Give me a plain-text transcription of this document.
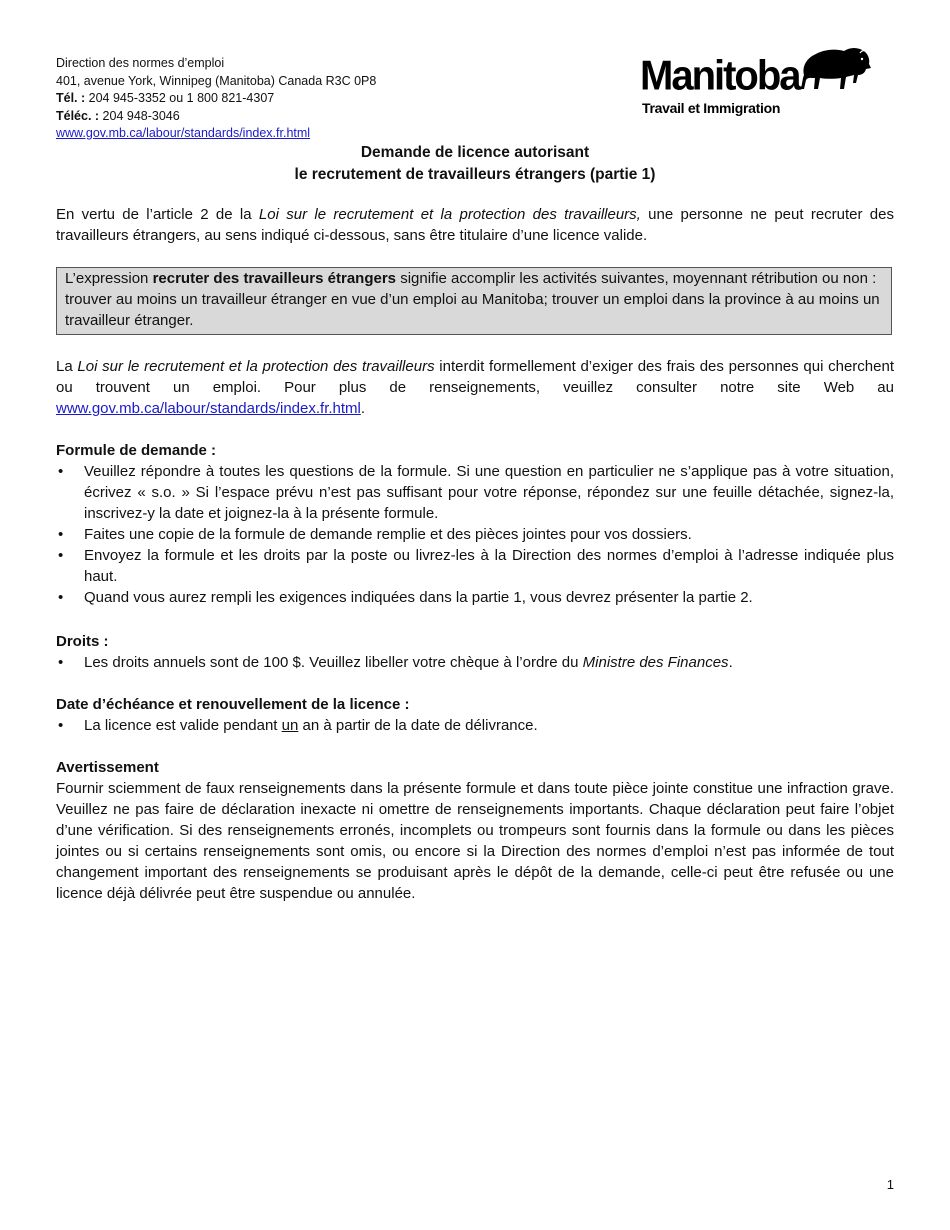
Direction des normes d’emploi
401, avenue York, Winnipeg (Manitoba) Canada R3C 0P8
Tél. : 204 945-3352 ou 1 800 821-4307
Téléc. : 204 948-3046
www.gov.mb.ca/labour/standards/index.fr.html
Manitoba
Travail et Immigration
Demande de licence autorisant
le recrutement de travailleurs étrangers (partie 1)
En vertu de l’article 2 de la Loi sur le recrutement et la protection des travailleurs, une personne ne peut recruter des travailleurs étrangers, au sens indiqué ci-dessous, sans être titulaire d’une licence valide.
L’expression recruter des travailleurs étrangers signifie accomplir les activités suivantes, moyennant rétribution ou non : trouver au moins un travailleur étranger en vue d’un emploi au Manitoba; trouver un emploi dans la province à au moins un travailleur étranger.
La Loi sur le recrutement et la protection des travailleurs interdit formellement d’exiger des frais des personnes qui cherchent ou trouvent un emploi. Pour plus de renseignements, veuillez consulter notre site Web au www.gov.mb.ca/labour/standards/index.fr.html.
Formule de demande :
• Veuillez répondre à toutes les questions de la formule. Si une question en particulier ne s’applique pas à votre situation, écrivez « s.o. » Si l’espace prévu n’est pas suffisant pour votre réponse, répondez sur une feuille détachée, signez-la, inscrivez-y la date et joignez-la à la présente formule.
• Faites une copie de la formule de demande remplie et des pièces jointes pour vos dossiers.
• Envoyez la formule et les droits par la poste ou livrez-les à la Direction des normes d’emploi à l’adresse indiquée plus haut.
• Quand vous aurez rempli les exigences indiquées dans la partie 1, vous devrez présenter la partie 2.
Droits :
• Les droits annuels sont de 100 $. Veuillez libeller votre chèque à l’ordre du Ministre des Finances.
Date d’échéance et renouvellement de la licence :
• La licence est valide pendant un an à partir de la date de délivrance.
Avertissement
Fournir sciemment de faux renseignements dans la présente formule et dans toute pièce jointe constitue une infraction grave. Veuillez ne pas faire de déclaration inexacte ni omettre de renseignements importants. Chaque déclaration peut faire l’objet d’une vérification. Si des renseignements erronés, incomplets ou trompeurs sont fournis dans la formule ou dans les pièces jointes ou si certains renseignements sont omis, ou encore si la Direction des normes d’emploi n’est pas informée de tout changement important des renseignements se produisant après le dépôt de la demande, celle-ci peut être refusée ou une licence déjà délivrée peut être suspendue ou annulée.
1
-------------------------
• Exercise instructions: Count every line bearing the word "partie"; report the total only.

• Response below: 2